(Given exercise): Output every line of the data below as a JSON list of strings, with one string per line and blank lines omitted.

(Element boundary data):
-- Begin --

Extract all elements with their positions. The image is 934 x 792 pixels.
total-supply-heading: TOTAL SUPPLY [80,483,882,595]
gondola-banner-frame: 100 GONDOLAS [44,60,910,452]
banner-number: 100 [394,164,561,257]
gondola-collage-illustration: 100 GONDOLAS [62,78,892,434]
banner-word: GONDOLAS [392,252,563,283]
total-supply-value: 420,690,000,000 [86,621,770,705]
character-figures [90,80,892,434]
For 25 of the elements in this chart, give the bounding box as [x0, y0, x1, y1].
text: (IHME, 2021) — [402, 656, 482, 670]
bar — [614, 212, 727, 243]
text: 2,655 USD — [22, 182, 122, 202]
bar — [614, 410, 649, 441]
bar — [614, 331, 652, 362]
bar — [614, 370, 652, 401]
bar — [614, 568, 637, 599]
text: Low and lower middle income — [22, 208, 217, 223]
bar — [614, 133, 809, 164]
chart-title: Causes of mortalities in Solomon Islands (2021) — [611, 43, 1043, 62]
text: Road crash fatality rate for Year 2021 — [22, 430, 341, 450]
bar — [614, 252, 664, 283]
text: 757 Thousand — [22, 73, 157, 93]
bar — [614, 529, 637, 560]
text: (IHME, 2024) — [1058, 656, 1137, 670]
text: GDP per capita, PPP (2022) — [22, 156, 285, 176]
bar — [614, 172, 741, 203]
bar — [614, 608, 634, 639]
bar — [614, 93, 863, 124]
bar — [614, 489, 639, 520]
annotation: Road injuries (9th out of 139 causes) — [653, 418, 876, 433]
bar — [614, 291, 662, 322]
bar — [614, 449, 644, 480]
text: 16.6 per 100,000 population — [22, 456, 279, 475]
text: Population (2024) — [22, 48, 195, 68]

-- End --

(Response):
[
  "Extract all elements with their positions. The image is 934 x 792 pixels.",
  "total-supply-heading: TOTAL SUPPLY [80,483,882,595]",
  "gondola-banner-frame: 100 GONDOLAS [44,60,910,452]",
  "banner-number: 100 [394,164,561,257]",
  "gondola-collage-illustration: 100 GONDOLAS [62,78,892,434]",
  "banner-word: GONDOLAS [392,252,563,283]",
  "total-supply-value: 420,690,000,000 [86,621,770,705]",
  "character-figures [90,80,892,434]",
  "For 25 of the elements in this chart, give the bounding box as [x0, y0, x1, y1].",
  "text: (IHME, 2021) — [402, 656, 482, 670]",
  "bar — [614, 212, 727, 243]",
  "text: 2,655 USD — [22, 182, 122, 202]",
  "bar — [614, 410, 649, 441]",
  "bar — [614, 331, 652, 362]",
  "bar — [614, 370, 652, 401]",
  "bar — [614, 568, 637, 599]",
  "text: Low and lower middle income — [22, 208, 217, 223]",
  "bar — [614, 133, 809, 164]",
  "chart-title: Causes of mortalities in Solomon Islands (2021) — [611, 43, 1043, 62]",
  "text: Road crash fatality rate for Year 2021 — [22, 430, 341, 450]",
  "bar — [614, 252, 664, 283]",
  "text: 757 Thousand — [22, 73, 157, 93]",
  "bar — [614, 529, 637, 560]",
  "text: (IHME, 2024) — [1058, 656, 1137, 670]",
  "text: GDP per capita, PPP (2022) — [22, 156, 285, 176]",
  "bar — [614, 172, 741, 203]",
  "bar — [614, 608, 634, 639]",
  "bar — [614, 93, 863, 124]",
  "bar — [614, 489, 639, 520]",
  "annotation: Road injuries (9th out of 139 causes) — [653, 418, 876, 433]",
  "bar — [614, 291, 662, 322]",
  "bar — [614, 449, 644, 480]",
  "text: 16.6 per 100,000 population — [22, 456, 279, 475]",
  "text: Population (2024) — [22, 48, 195, 68]"
]